### Collected data entries

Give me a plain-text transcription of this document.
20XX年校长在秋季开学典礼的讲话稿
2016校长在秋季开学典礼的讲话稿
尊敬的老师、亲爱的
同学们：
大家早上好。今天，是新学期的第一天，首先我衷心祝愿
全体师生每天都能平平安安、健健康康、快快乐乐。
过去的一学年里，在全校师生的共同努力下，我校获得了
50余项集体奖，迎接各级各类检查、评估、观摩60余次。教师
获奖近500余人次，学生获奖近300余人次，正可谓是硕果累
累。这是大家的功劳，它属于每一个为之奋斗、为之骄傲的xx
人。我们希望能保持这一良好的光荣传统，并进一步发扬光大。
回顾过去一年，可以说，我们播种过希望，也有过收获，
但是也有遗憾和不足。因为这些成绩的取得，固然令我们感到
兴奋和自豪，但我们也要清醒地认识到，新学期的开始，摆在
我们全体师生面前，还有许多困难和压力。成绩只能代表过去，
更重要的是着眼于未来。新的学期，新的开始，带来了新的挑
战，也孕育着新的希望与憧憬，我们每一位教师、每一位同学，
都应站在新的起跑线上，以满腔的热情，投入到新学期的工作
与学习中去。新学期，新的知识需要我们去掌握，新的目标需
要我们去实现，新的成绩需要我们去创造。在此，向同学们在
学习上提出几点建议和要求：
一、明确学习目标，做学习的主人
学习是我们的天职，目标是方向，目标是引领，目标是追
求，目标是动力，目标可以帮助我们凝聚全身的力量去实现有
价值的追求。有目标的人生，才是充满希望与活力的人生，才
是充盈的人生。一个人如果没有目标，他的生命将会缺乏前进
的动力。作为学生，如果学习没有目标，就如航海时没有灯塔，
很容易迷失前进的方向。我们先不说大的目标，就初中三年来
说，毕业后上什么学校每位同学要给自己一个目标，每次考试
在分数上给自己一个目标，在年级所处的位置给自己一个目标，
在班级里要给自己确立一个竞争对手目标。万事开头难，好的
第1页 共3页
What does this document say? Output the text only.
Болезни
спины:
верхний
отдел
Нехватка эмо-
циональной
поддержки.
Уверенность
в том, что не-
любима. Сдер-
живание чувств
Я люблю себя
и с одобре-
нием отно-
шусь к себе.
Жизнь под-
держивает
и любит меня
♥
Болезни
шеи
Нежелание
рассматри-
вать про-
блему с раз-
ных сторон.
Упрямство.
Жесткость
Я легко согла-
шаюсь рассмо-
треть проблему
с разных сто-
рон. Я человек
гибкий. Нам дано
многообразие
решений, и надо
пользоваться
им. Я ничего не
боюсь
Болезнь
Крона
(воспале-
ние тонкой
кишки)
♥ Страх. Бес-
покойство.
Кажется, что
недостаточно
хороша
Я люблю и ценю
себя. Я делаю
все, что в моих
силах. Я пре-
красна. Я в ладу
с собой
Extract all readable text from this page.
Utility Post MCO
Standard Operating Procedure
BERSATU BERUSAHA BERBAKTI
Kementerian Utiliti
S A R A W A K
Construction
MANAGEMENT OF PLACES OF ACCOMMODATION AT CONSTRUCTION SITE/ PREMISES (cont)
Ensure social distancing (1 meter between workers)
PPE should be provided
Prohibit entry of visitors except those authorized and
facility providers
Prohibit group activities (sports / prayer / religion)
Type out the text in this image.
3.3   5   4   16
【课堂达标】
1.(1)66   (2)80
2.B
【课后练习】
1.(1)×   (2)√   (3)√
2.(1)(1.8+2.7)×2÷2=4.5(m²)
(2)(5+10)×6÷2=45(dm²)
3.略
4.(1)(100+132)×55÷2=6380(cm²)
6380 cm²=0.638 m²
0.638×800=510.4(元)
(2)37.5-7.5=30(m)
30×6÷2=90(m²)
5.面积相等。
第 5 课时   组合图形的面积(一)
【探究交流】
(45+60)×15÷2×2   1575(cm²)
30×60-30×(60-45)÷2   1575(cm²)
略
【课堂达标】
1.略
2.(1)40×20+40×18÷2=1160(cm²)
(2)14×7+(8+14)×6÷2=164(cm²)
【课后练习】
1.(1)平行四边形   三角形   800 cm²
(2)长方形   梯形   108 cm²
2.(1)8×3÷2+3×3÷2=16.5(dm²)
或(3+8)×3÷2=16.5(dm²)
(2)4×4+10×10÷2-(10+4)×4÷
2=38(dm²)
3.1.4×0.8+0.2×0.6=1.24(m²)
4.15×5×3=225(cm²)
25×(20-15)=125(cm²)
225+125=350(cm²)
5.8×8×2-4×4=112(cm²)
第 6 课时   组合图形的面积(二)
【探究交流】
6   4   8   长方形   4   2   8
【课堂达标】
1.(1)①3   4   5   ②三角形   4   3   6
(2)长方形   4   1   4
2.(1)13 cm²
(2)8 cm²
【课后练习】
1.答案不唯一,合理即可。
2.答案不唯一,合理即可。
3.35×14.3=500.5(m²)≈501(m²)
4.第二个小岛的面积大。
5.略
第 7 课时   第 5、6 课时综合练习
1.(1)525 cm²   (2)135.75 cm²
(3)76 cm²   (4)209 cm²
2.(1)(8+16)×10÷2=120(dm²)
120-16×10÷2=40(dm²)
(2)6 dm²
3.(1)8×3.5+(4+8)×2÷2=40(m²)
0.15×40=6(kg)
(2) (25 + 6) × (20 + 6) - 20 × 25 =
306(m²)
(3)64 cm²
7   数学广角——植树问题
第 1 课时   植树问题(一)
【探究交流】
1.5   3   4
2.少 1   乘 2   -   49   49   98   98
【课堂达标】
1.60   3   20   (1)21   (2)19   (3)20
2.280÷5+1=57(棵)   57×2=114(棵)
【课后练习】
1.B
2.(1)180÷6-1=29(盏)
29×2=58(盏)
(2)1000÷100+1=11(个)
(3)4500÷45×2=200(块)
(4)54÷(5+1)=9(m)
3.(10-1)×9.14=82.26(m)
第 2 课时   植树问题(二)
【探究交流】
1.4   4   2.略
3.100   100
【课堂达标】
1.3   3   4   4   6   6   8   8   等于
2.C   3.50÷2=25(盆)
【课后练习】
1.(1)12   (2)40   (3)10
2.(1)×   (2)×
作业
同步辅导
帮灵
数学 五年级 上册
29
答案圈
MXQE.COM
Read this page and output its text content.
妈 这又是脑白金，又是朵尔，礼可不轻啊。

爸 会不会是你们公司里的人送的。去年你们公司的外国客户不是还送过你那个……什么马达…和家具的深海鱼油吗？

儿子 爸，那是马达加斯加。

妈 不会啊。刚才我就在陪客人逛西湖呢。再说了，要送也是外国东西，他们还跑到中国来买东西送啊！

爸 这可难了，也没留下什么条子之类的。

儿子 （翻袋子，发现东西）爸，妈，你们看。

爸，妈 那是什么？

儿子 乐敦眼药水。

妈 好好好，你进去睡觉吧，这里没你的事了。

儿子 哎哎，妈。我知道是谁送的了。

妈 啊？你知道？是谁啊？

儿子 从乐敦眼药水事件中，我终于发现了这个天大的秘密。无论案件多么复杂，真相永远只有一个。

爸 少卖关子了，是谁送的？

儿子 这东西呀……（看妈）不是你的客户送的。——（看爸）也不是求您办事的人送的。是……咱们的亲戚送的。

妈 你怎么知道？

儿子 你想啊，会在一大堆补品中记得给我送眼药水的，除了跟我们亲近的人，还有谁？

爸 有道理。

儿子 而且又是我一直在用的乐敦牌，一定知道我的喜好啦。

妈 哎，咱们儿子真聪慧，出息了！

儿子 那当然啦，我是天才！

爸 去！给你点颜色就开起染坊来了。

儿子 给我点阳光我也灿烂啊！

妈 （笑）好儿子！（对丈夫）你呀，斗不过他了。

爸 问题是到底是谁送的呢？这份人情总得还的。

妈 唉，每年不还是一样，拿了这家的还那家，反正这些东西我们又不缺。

### Directive
Where a line above contains the word "Prohibit", copy that line.

### Final result
Prohibit entry of visitors except those authorized and
Prohibit group activities (sports / prayer / religion)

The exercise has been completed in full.